▶ [PROMPT]
Nothing in the records may be left out or altered; reproduce them all exactly.
# START OF DATA
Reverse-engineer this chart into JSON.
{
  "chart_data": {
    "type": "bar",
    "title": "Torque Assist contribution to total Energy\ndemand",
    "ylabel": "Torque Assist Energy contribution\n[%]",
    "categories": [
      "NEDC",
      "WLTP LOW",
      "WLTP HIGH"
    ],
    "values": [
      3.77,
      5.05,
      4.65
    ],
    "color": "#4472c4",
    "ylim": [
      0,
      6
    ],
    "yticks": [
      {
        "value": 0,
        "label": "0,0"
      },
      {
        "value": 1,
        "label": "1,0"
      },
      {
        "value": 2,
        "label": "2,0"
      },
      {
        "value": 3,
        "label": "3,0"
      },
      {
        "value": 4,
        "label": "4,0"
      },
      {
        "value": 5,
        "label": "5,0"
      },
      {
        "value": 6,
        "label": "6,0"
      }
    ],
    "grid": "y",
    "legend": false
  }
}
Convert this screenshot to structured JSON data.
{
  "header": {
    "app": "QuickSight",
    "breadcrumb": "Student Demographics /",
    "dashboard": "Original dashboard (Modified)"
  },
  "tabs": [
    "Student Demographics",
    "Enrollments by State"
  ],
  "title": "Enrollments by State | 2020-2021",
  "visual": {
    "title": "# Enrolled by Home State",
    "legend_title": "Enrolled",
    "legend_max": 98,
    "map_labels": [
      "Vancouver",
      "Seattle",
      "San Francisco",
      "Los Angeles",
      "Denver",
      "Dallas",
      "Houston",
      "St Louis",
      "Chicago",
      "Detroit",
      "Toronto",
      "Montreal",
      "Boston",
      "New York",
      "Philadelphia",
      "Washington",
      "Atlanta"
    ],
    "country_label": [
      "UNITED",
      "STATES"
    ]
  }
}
# END OF DATA
▶ [OUTPUT FOR THIS TASK]
Reverse-engineer this chart into JSON.
{
  "chart_data": {
    "type": "bar",
    "title": "Torque Assist contribution to total Energy\ndemand",
    "ylabel": "Torque Assist Energy contribution\n[%]",
    "categories": [
      "NEDC",
      "WLTP LOW",
      "WLTP HIGH"
    ],
    "values": [
      3.77,
      5.05,
      4.65
    ],
    "color": "#4472c4",
    "ylim": [
      0,
      6
    ],
    "yticks": [
      {
        "value": 0,
        "label": "0,0"
      },
      {
        "value": 1,
        "label": "1,0"
      },
      {
        "value": 2,
        "label": "2,0"
      },
      {
        "value": 3,
        "label": "3,0"
      },
      {
        "value": 4,
        "label": "4,0"
      },
      {
        "value": 5,
        "label": "5,0"
      },
      {
        "value": 6,
        "label": "6,0"
      }
    ],
    "grid": "y",
    "legend": false
  }
}
Convert this screenshot to structured JSON data.
{
  "header": {
    "app": "QuickSight",
    "breadcrumb": "Student Demographics /",
    "dashboard": "Original dashboard (Modified)"
  },
  "tabs": [
    "Student Demographics",
    "Enrollments by State"
  ],
  "title": "Enrollments by State | 2020-2021",
  "visual": {
    "title": "# Enrolled by Home State",
    "legend_title": "Enrolled",
    "legend_max": 98,
    "map_labels": [
      "Vancouver",
      "Seattle",
      "San Francisco",
      "Los Angeles",
      "Denver",
      "Dallas",
      "Houston",
      "St Louis",
      "Chicago",
      "Detroit",
      "Toronto",
      "Montreal",
      "Boston",
      "New York",
      "Philadelphia",
      "Washington",
      "Atlanta"
    ],
    "country_label": [
      "UNITED",
      "STATES"
    ]
  }
}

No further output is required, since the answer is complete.